PROMPT
Return the records that follow, unchanged and complete.

MATERIAL PROVIDED
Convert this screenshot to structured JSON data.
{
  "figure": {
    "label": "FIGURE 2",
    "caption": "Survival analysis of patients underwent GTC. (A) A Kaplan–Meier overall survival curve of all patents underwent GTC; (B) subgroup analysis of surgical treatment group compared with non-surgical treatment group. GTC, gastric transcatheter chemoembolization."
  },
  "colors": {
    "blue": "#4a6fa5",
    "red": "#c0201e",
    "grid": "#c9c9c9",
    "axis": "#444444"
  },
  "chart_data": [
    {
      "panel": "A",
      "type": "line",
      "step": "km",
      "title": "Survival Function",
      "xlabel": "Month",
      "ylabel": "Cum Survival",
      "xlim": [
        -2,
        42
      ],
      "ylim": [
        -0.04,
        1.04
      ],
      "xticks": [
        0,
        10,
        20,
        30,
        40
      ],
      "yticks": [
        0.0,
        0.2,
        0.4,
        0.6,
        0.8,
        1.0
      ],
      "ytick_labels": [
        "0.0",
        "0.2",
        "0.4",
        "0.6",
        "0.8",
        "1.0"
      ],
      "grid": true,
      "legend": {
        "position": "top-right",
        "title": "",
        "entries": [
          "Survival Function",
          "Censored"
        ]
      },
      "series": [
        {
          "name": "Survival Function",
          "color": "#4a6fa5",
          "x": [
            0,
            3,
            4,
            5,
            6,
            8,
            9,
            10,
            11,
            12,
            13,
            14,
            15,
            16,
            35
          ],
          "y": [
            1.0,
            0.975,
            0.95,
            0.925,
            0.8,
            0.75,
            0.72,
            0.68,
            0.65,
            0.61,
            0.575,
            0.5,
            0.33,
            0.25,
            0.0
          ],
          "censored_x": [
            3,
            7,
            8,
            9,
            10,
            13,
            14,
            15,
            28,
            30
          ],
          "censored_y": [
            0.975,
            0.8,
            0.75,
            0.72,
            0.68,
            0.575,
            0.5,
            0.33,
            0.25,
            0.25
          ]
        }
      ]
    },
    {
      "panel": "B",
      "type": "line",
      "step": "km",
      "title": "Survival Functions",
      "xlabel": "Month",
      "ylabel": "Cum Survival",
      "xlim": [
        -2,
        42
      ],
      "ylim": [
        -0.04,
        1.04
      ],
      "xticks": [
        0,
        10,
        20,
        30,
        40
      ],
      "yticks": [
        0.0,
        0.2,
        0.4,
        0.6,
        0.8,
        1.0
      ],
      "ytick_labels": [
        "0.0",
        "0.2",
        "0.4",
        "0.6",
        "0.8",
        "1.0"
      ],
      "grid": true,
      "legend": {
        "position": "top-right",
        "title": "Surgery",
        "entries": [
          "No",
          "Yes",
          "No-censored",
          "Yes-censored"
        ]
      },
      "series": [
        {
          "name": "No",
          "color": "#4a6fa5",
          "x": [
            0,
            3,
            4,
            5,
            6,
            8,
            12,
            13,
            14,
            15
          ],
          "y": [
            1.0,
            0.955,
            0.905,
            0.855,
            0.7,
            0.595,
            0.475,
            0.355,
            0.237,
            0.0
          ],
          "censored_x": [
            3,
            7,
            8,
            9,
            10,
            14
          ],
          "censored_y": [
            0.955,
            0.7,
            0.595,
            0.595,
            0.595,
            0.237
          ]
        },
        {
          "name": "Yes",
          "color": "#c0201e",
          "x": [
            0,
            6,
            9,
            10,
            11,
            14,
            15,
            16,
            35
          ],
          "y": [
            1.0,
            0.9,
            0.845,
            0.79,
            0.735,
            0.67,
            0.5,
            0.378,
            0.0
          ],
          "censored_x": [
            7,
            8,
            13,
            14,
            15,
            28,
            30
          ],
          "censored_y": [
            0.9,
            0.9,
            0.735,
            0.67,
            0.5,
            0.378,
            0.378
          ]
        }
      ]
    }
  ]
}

RESULT OF THIS EXERCISE
Convert this screenshot to structured JSON data.
{
  "figure": {
    "label": "FIGURE 2",
    "caption": "Survival analysis of patients underwent GTC. (A) A Kaplan–Meier overall survival curve of all patents underwent GTC; (B) subgroup analysis of surgical treatment group compared with non-surgical treatment group. GTC, gastric transcatheter chemoembolization."
  },
  "colors": {
    "blue": "#4a6fa5",
    "red": "#c0201e",
    "grid": "#c9c9c9",
    "axis": "#444444"
  },
  "chart_data": [
    {
      "panel": "A",
      "type": "line",
      "step": "km",
      "title": "Survival Function",
      "xlabel": "Month",
      "ylabel": "Cum Survival",
      "xlim": [
        -2,
        42
      ],
      "ylim": [
        -0.04,
        1.04
      ],
      "xticks": [
        0,
        10,
        20,
        30,
        40
      ],
      "yticks": [
        0.0,
        0.2,
        0.4,
        0.6,
        0.8,
        1.0
      ],
      "ytick_labels": [
        "0.0",
        "0.2",
        "0.4",
        "0.6",
        "0.8",
        "1.0"
      ],
      "grid": true,
      "legend": {
        "position": "top-right",
        "title": "",
        "entries": [
          "Survival Function",
          "Censored"
        ]
      },
      "series": [
        {
          "name": "Survival Function",
          "color": "#4a6fa5",
          "x": [
            0,
            3,
            4,
            5,
            6,
            8,
            9,
            10,
            11,
            12,
            13,
            14,
            15,
            16,
            35
          ],
          "y": [
            1.0,
            0.975,
            0.95,
            0.925,
            0.8,
            0.75,
            0.72,
            0.68,
            0.65,
            0.61,
            0.575,
            0.5,
            0.33,
            0.25,
            0.0
          ],
          "censored_x": [
            3,
            7,
            8,
            9,
            10,
            13,
            14,
            15,
            28,
            30
          ],
          "censored_y": [
            0.975,
            0.8,
            0.75,
            0.72,
            0.68,
            0.575,
            0.5,
            0.33,
            0.25,
            0.25
          ]
        }
      ]
    },
    {
      "panel": "B",
      "type": "line",
      "step": "km",
      "title": "Survival Functions",
      "xlabel": "Month",
      "ylabel": "Cum Survival",
      "xlim": [
        -2,
        42
      ],
      "ylim": [
        -0.04,
        1.04
      ],
      "xticks": [
        0,
        10,
        20,
        30,
        40
      ],
      "yticks": [
        0.0,
        0.2,
        0.4,
        0.6,
        0.8,
        1.0
      ],
      "ytick_labels": [
        "0.0",
        "0.2",
        "0.4",
        "0.6",
        "0.8",
        "1.0"
      ],
      "grid": true,
      "legend": {
        "position": "top-right",
        "title": "Surgery",
        "entries": [
          "No",
          "Yes",
          "No-censored",
          "Yes-censored"
        ]
      },
      "series": [
        {
          "name": "No",
          "color": "#4a6fa5",
          "x": [
            0,
            3,
            4,
            5,
            6,
            8,
            12,
            13,
            14,
            15
          ],
          "y": [
            1.0,
            0.955,
            0.905,
            0.855,
            0.7,
            0.595,
            0.475,
            0.355,
            0.237,
            0.0
          ],
          "censored_x": [
            3,
            7,
            8,
            9,
            10,
            14
          ],
          "censored_y": [
            0.955,
            0.7,
            0.595,
            0.595,
            0.595,
            0.237
          ]
        },
        {
          "name": "Yes",
          "color": "#c0201e",
          "x": [
            0,
            6,
            9,
            10,
            11,
            14,
            15,
            16,
            35
          ],
          "y": [
            1.0,
            0.9,
            0.845,
            0.79,
            0.735,
            0.67,
            0.5,
            0.378,
            0.0
          ],
          "censored_x": [
            7,
            8,
            13,
            14,
            15,
            28,
            30
          ],
          "censored_y": [
            0.9,
            0.9,
            0.735,
            0.67,
            0.5,
            0.378,
            0.378
          ]
        }
      ]
    }
  ]
}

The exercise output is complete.